Recorded information
------------------------------------
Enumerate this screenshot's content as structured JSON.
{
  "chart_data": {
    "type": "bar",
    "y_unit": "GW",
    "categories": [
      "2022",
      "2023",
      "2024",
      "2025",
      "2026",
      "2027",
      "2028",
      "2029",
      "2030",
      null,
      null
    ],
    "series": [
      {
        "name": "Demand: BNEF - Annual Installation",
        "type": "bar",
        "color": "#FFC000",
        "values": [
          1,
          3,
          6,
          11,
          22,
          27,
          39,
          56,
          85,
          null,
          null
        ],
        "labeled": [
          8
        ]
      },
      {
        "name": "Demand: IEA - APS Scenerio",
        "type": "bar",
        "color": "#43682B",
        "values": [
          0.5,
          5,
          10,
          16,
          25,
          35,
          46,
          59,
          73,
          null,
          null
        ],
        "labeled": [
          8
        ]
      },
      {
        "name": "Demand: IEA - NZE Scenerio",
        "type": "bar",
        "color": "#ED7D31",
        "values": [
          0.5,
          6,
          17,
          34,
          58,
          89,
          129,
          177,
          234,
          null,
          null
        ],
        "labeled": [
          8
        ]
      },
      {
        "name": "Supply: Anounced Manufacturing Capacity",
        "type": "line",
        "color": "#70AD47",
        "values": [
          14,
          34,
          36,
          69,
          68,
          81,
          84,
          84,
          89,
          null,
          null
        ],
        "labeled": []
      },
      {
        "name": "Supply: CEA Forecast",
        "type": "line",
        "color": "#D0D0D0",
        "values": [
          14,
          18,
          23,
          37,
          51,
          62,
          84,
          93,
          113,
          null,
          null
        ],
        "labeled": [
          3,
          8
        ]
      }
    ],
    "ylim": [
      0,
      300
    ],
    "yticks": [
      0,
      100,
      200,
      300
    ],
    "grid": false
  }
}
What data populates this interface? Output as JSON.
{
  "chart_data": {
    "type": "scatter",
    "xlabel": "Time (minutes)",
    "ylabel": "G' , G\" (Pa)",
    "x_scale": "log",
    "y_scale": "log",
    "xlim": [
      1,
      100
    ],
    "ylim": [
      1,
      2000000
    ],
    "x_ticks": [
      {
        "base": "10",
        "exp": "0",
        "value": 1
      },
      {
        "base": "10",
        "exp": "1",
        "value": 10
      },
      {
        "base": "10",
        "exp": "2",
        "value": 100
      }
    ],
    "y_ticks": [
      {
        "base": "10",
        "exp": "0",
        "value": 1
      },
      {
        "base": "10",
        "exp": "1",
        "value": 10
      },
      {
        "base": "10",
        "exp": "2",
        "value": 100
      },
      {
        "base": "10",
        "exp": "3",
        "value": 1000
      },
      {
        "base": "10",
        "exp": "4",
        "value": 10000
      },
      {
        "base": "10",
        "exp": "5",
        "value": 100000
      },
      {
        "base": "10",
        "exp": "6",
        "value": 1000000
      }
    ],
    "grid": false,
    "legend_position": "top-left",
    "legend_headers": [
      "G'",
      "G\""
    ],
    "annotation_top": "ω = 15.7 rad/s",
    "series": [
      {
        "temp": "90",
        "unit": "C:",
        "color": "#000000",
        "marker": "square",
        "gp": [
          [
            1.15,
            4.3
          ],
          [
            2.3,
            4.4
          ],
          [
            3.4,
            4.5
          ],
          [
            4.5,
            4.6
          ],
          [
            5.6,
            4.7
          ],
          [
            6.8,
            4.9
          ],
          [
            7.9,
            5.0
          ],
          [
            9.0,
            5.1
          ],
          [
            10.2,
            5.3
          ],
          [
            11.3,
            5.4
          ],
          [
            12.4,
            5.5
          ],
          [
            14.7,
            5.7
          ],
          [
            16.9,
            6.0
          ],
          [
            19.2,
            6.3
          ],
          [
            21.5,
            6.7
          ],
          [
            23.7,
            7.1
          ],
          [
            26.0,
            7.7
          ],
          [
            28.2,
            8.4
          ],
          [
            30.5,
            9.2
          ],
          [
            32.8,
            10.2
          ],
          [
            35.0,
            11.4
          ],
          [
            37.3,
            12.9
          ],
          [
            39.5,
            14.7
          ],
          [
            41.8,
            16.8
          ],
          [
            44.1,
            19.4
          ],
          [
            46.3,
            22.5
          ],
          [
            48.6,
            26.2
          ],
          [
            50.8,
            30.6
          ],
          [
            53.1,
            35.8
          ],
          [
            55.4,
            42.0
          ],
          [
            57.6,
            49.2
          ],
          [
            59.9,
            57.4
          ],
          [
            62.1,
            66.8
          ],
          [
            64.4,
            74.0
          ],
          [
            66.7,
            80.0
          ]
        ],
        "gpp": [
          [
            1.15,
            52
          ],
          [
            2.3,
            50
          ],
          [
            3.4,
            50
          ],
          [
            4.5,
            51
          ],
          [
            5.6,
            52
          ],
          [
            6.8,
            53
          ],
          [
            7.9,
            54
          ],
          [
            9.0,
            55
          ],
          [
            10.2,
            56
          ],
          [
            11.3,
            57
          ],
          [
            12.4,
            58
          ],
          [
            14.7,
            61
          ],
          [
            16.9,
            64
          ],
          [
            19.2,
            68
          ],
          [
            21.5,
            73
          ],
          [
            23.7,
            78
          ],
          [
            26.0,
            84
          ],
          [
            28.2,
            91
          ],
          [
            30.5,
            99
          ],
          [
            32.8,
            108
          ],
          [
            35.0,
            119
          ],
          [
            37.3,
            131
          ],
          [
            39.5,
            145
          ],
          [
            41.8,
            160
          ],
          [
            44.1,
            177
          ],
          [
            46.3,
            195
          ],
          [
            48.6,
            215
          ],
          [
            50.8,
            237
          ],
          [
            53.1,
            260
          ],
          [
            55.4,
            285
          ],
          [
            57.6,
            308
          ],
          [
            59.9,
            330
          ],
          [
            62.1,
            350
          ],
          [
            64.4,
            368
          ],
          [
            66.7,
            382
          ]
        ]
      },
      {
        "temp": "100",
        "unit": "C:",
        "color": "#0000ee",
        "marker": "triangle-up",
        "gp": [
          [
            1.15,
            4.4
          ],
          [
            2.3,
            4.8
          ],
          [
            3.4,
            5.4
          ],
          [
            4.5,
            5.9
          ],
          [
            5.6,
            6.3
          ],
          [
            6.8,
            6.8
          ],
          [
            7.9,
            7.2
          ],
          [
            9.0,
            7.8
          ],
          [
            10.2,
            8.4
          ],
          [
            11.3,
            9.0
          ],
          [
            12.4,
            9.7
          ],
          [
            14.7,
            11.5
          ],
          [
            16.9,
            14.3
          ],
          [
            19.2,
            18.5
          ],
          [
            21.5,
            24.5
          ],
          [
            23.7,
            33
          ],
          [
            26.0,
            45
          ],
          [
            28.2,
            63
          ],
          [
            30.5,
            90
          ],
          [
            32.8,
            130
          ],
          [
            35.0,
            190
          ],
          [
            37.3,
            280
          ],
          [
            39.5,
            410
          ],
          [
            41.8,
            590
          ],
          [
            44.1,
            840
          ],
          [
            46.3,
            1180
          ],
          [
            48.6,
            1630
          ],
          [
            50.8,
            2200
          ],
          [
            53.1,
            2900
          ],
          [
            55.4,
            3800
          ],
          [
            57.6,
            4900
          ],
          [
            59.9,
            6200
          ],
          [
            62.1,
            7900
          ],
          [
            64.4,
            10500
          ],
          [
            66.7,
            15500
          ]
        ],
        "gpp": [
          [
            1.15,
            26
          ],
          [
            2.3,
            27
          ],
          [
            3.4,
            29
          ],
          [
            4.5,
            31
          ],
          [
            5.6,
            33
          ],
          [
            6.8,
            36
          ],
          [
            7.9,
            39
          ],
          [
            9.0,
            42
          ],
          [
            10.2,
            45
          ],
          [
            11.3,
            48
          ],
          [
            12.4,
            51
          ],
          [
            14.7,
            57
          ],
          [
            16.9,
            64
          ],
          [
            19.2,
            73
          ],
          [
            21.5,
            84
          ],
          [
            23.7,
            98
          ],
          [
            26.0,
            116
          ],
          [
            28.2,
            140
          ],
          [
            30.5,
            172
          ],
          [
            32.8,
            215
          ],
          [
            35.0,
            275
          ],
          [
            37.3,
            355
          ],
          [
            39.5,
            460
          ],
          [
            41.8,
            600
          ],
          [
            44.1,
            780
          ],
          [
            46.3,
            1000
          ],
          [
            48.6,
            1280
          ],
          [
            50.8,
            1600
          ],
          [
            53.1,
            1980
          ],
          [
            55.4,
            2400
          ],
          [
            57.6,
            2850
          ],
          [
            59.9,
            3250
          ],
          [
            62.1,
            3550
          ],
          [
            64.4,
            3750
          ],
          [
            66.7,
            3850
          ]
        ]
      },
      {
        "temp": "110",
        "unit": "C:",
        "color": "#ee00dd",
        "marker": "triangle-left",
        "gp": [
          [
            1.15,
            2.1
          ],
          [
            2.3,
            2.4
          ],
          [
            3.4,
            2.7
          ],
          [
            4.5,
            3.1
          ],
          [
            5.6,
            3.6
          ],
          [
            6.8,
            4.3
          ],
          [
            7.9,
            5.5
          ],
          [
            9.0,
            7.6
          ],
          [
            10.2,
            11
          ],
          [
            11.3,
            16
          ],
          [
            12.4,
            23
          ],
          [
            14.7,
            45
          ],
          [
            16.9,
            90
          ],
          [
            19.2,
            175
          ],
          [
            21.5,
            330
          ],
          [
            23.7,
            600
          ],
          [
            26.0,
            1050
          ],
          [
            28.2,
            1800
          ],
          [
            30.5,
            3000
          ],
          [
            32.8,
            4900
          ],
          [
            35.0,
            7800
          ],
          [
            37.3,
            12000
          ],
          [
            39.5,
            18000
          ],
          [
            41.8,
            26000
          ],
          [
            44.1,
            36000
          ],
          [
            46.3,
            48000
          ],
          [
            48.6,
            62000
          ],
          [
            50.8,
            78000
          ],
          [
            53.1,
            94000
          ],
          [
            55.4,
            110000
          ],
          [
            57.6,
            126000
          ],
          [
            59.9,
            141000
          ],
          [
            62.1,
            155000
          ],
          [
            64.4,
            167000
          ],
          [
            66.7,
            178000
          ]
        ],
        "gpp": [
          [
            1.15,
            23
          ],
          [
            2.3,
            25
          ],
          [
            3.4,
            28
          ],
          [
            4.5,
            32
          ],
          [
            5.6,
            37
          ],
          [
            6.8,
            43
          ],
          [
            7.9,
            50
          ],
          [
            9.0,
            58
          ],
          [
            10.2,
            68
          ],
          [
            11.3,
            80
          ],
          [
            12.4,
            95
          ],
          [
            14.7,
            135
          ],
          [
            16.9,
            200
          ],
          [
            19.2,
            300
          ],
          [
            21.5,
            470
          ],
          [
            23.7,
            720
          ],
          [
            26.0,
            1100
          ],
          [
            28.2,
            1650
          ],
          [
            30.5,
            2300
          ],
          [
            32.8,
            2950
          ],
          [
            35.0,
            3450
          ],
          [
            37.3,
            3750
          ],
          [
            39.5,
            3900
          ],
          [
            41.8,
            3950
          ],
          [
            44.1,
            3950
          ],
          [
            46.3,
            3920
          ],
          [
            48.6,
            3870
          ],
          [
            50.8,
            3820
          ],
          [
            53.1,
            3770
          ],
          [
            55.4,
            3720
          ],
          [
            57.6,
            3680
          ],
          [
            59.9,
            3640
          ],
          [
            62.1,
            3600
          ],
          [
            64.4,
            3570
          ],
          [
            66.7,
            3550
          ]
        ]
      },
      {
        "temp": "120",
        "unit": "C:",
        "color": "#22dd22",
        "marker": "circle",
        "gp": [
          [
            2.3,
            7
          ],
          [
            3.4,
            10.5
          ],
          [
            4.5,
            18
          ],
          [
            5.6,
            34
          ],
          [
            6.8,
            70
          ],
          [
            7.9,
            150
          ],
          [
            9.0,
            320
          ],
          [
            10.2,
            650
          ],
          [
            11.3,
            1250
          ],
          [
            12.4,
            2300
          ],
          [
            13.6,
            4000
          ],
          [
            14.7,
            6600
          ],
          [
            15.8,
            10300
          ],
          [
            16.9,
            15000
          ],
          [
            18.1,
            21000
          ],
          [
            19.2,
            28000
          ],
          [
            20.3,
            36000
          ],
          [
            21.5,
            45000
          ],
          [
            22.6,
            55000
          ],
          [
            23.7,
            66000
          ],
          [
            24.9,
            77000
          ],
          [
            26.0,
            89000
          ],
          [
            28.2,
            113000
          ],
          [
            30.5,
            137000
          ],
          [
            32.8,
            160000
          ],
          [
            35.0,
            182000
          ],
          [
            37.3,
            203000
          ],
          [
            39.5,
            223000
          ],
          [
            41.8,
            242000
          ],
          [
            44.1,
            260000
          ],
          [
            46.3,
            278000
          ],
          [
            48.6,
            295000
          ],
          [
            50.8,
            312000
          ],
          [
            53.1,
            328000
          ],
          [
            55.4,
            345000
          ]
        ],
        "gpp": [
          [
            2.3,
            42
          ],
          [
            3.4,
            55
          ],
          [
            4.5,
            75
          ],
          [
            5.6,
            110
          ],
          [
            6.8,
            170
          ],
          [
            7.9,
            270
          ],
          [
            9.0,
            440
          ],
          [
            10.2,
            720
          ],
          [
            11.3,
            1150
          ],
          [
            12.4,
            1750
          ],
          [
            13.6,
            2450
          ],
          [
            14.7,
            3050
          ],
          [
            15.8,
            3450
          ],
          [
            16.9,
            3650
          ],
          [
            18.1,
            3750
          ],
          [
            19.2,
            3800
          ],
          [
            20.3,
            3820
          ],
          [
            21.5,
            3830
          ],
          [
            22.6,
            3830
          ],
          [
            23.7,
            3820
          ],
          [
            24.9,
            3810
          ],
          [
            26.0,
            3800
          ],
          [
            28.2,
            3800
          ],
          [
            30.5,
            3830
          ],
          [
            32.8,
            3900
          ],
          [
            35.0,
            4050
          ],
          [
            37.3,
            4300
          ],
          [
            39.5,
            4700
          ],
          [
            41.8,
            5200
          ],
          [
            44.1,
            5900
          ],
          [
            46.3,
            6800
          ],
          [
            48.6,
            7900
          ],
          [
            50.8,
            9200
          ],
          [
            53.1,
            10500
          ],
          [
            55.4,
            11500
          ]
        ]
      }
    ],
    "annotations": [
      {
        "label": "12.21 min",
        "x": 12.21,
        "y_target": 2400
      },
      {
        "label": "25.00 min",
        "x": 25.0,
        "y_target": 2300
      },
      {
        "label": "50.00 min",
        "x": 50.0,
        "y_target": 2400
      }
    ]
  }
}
------------------------------------
Copy out each line of the records that holds the string "left".

    "legend_position": "top-left",
        "marker": "triangle-left",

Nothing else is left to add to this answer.